*INSTRUCTIONS TO FOLLOW*
Every entry must be repeated exactly. Exclude all pictures.

*LISTED RECORDS*

= = = =

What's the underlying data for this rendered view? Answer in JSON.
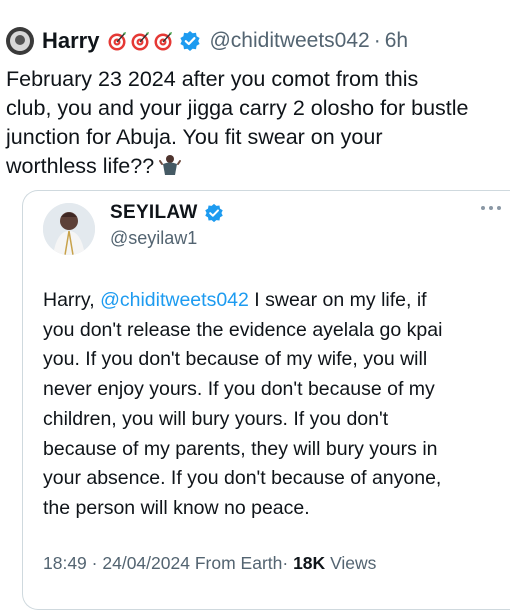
{
  "outer_tweet": {
    "author_name": "Harry",
    "emojis": [
      "target-icon",
      "target-icon",
      "target-icon"
    ],
    "verified": true,
    "handle": "@chiditweets042",
    "separator": "·",
    "time": "6h",
    "text_lines": [
      "February 23 2024 after you comot from this",
      "club, you and your jigga carry 2 olosho for bustle",
      "junction for Abuja. You fit swear on your",
      "worthless life??"
    ],
    "trailing_emoji": "person-shrugging-icon"
  },
  "quoted_tweet": {
    "author_name": "SEYILAW",
    "verified": true,
    "handle": "@seyilaw1",
    "more_icon": "more-icon",
    "text": {
      "line1_prefix": "Harry, ",
      "line1_mention": "@chiditweets042",
      "line1_suffix": " I swear on my life, if",
      "lines": [
        "you don't release the evidence ayelala go kpai",
        "you. If you don't because of my wife, you will",
        "never enjoy yours. If you don't because of my",
        "children, you will bury yours. If you don't",
        "because of my parents, they will bury yours in",
        "your absence. If you don't because of anyone,",
        "the person will know no peace."
      ]
    },
    "meta": {
      "time": "18:49",
      "separator": "·",
      "date": "24/04/2024",
      "source": "From Earth",
      "views_count": "18K",
      "views_label": "Views"
    }
  },
  "colors": {
    "text": "#0f1419",
    "muted": "#536471",
    "accent": "#1d9bf0",
    "border": "#cfd9de"
  }
}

= = = =

*REPLY*
What's the underlying data for this rendered view? Answer in JSON.
{
  "outer_tweet": {
    "author_name": "Harry",
    "emojis": [
      "target-icon",
      "target-icon",
      "target-icon"
    ],
    "verified": true,
    "handle": "@chiditweets042",
    "separator": "·",
    "time": "6h",
    "text_lines": [
      "February 23 2024 after you comot from this",
      "club, you and your jigga carry 2 olosho for bustle",
      "junction for Abuja. You fit swear on your",
      "worthless life??"
    ],
    "trailing_emoji": "person-shrugging-icon"
  },
  "quoted_tweet": {
    "author_name": "SEYILAW",
    "verified": true,
    "handle": "@seyilaw1",
    "more_icon": "more-icon",
    "text": {
      "line1_prefix": "Harry, ",
      "line1_mention": "@chiditweets042",
      "line1_suffix": " I swear on my life, if",
      "lines": [
        "you don't release the evidence ayelala go kpai",
        "you. If you don't because of my wife, you will",
        "never enjoy yours. If you don't because of my",
        "children, you will bury yours. If you don't",
        "because of my parents, they will bury yours in",
        "your absence. If you don't because of anyone,",
        "the person will know no peace."
      ]
    },
    "meta": {
      "time": "18:49",
      "separator": "·",
      "date": "24/04/2024",
      "source": "From Earth",
      "views_count": "18K",
      "views_label": "Views"
    }
  },
  "colors": {
    "text": "#0f1419",
    "muted": "#536471",
    "accent": "#1d9bf0",
    "border": "#cfd9de"
  }
}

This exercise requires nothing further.